(Stored data)
○ ○ ○ ○
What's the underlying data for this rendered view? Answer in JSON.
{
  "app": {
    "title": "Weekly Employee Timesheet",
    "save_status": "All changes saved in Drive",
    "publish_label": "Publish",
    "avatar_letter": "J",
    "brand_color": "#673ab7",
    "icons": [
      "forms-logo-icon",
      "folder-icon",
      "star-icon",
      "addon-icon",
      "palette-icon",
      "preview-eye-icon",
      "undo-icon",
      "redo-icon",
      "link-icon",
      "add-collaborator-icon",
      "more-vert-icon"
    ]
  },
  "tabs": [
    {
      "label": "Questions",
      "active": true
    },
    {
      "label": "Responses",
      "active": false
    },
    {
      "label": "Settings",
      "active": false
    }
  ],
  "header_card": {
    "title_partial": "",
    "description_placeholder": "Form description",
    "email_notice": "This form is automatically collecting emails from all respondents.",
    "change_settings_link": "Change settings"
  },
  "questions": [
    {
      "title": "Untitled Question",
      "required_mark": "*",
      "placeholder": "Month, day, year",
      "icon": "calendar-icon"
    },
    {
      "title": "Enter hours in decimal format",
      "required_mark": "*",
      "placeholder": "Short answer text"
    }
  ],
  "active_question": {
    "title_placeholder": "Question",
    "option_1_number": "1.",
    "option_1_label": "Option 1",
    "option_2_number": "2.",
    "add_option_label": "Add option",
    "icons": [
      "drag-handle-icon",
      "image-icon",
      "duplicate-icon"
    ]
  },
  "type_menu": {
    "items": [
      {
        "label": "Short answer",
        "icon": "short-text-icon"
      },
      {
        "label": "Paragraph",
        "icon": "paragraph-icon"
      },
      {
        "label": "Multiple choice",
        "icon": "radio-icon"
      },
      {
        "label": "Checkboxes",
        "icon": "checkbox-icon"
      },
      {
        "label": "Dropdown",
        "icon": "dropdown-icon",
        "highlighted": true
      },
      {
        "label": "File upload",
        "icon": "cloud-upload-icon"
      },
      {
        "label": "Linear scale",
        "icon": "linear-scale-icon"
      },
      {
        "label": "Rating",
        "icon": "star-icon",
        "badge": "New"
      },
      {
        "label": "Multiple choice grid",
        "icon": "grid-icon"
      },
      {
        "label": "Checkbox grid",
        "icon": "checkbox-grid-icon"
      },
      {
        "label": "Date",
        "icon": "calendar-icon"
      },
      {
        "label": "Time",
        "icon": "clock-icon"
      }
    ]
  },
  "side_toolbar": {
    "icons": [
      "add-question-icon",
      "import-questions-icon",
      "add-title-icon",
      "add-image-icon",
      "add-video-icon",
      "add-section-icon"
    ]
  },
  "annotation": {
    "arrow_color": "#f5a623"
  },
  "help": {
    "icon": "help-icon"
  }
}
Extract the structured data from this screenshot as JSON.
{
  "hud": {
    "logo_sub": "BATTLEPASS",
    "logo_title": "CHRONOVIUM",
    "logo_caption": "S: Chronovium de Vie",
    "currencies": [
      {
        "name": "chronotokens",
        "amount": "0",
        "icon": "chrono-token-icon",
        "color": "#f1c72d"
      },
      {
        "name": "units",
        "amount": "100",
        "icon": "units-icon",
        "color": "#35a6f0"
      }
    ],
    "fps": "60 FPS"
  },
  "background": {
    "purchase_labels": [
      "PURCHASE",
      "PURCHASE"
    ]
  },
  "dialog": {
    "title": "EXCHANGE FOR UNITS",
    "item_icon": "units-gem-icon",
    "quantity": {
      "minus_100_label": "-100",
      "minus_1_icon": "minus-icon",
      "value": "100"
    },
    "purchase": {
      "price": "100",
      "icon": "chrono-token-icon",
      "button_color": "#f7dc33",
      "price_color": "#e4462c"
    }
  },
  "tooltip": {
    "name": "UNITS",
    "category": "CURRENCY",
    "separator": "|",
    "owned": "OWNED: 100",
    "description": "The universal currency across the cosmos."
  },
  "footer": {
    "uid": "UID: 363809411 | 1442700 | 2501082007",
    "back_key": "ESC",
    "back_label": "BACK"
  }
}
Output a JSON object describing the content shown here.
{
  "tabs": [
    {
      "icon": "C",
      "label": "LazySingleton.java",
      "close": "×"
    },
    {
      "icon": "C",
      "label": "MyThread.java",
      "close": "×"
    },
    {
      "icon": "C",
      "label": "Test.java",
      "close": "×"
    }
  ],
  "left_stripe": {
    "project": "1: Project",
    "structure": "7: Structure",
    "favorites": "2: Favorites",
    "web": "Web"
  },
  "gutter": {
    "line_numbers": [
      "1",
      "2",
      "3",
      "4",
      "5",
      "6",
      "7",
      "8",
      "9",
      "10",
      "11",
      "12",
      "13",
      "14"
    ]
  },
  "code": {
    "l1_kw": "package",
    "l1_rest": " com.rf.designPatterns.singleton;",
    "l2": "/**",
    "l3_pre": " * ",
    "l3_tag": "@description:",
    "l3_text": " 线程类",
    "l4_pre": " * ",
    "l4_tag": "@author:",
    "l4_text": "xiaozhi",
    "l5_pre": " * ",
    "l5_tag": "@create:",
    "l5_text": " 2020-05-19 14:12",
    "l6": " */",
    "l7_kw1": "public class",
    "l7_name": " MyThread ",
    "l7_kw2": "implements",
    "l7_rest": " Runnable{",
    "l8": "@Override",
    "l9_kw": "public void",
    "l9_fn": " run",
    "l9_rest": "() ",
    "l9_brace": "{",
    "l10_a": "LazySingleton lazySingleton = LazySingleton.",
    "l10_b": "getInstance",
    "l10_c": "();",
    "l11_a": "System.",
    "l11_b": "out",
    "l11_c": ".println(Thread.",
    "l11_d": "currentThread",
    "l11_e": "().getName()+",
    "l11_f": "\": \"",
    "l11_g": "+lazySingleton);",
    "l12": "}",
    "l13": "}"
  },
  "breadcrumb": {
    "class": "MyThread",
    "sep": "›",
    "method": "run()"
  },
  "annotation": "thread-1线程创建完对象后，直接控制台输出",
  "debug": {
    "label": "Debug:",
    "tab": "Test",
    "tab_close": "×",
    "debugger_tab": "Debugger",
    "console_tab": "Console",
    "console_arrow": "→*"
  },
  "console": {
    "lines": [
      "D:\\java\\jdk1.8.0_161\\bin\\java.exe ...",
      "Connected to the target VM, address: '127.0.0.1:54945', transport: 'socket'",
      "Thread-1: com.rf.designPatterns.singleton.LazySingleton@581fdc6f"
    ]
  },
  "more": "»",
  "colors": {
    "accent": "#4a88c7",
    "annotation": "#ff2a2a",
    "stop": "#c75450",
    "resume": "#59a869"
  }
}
○ ○ ○ ○
* _The request_:
Write out every line exactly as it stands.

* _Output of the exercise_:
What's the underlying data for this rendered view? Answer in JSON.
{
  "app": {
    "title": "Weekly Employee Timesheet",
    "save_status": "All changes saved in Drive",
    "publish_label": "Publish",
    "avatar_letter": "J",
    "brand_color": "#673ab7",
    "icons": [
      "forms-logo-icon",
      "folder-icon",
      "star-icon",
      "addon-icon",
      "palette-icon",
      "preview-eye-icon",
      "undo-icon",
      "redo-icon",
      "link-icon",
      "add-collaborator-icon",
      "more-vert-icon"
    ]
  },
  "tabs": [
    {
      "label": "Questions",
      "active": true
    },
    {
      "label": "Responses",
      "active": false
    },
    {
      "label": "Settings",
      "active": false
    }
  ],
  "header_card": {
    "title_partial": "",
    "description_placeholder": "Form description",
    "email_notice": "This form is automatically collecting emails from all respondents.",
    "change_settings_link": "Change settings"
  },
  "questions": [
    {
      "title": "Untitled Question",
      "required_mark": "*",
      "placeholder": "Month, day, year",
      "icon": "calendar-icon"
    },
    {
      "title": "Enter hours in decimal format",
      "required_mark": "*",
      "placeholder": "Short answer text"
    }
  ],
  "active_question": {
    "title_placeholder": "Question",
    "option_1_number": "1.",
    "option_1_label": "Option 1",
    "option_2_number": "2.",
    "add_option_label": "Add option",
    "icons": [
      "drag-handle-icon",
      "image-icon",
      "duplicate-icon"
    ]
  },
  "type_menu": {
    "items": [
      {
        "label": "Short answer",
        "icon": "short-text-icon"
      },
      {
        "label": "Paragraph",
        "icon": "paragraph-icon"
      },
      {
        "label": "Multiple choice",
        "icon": "radio-icon"
      },
      {
        "label": "Checkboxes",
        "icon": "checkbox-icon"
      },
      {
        "label": "Dropdown",
        "icon": "dropdown-icon",
        "highlighted": true
      },
      {
        "label": "File upload",
        "icon": "cloud-upload-icon"
      },
      {
        "label": "Linear scale",
        "icon": "linear-scale-icon"
      },
      {
        "label": "Rating",
        "icon": "star-icon",
        "badge": "New"
      },
      {
        "label": "Multiple choice grid",
        "icon": "grid-icon"
      },
      {
        "label": "Checkbox grid",
        "icon": "checkbox-grid-icon"
      },
      {
        "label": "Date",
        "icon": "calendar-icon"
      },
      {
        "label": "Time",
        "icon": "clock-icon"
      }
    ]
  },
  "side_toolbar": {
    "icons": [
      "add-question-icon",
      "import-questions-icon",
      "add-title-icon",
      "add-image-icon",
      "add-video-icon",
      "add-section-icon"
    ]
  },
  "annotation": {
    "arrow_color": "#f5a623"
  },
  "help": {
    "icon": "help-icon"
  }
}
Extract the structured data from this screenshot as JSON.
{
  "hud": {
    "logo_sub": "BATTLEPASS",
    "logo_title": "CHRONOVIUM",
    "logo_caption": "S: Chronovium de Vie",
    "currencies": [
      {
        "name": "chronotokens",
        "amount": "0",
        "icon": "chrono-token-icon",
        "color": "#f1c72d"
      },
      {
        "name": "units",
        "amount": "100",
        "icon": "units-icon",
        "color": "#35a6f0"
      }
    ],
    "fps": "60 FPS"
  },
  "background": {
    "purchase_labels": [
      "PURCHASE",
      "PURCHASE"
    ]
  },
  "dialog": {
    "title": "EXCHANGE FOR UNITS",
    "item_icon": "units-gem-icon",
    "quantity": {
      "minus_100_label": "-100",
      "minus_1_icon": "minus-icon",
      "value": "100"
    },
    "purchase": {
      "price": "100",
      "icon": "chrono-token-icon",
      "button_color": "#f7dc33",
      "price_color": "#e4462c"
    }
  },
  "tooltip": {
    "name": "UNITS",
    "category": "CURRENCY",
    "separator": "|",
    "owned": "OWNED: 100",
    "description": "The universal currency across the cosmos."
  },
  "footer": {
    "uid": "UID: 363809411 | 1442700 | 2501082007",
    "back_key": "ESC",
    "back_label": "BACK"
  }
}
Output a JSON object describing the content shown here.
{
  "tabs": [
    {
      "icon": "C",
      "label": "LazySingleton.java",
      "close": "×"
    },
    {
      "icon": "C",
      "label": "MyThread.java",
      "close": "×"
    },
    {
      "icon": "C",
      "label": "Test.java",
      "close": "×"
    }
  ],
  "left_stripe": {
    "project": "1: Project",
    "structure": "7: Structure",
    "favorites": "2: Favorites",
    "web": "Web"
  },
  "gutter": {
    "line_numbers": [
      "1",
      "2",
      "3",
      "4",
      "5",
      "6",
      "7",
      "8",
      "9",
      "10",
      "11",
      "12",
      "13",
      "14"
    ]
  },
  "code": {
    "l1_kw": "package",
    "l1_rest": " com.rf.designPatterns.singleton;",
    "l2": "/**",
    "l3_pre": " * ",
    "l3_tag": "@description:",
    "l3_text": " 线程类",
    "l4_pre": " * ",
    "l4_tag": "@author:",
    "l4_text": "xiaozhi",
    "l5_pre": " * ",
    "l5_tag": "@create:",
    "l5_text": " 2020-05-19 14:12",
    "l6": " */",
    "l7_kw1": "public class",
    "l7_name": " MyThread ",
    "l7_kw2": "implements",
    "l7_rest": " Runnable{",
    "l8": "@Override",
    "l9_kw": "public void",
    "l9_fn": " run",
    "l9_rest": "() ",
    "l9_brace": "{",
    "l10_a": "LazySingleton lazySingleton = LazySingleton.",
    "l10_b": "getInstance",
    "l10_c": "();",
    "l11_a": "System.",
    "l11_b": "out",
    "l11_c": ".println(Thread.",
    "l11_d": "currentThread",
    "l11_e": "().getName()+",
    "l11_f": "\": \"",
    "l11_g": "+lazySingleton);",
    "l12": "}",
    "l13": "}"
  },
  "breadcrumb": {
    "class": "MyThread",
    "sep": "›",
    "method": "run()"
  },
  "annotation": "thread-1线程创建完对象后，直接控制台输出",
  "debug": {
    "label": "Debug:",
    "tab": "Test",
    "tab_close": "×",
    "debugger_tab": "Debugger",
    "console_tab": "Console",
    "console_arrow": "→*"
  },
  "console": {
    "lines": [
      "D:\\java\\jdk1.8.0_161\\bin\\java.exe ...",
      "Connected to the target VM, address: '127.0.0.1:54945', transport: 'socket'",
      "Thread-1: com.rf.designPatterns.singleton.LazySingleton@581fdc6f"
    ]
  },
  "more": "»",
  "colors": {
    "accent": "#4a88c7",
    "annotation": "#ff2a2a",
    "stop": "#c75450",
    "resume": "#59a869"
  }
}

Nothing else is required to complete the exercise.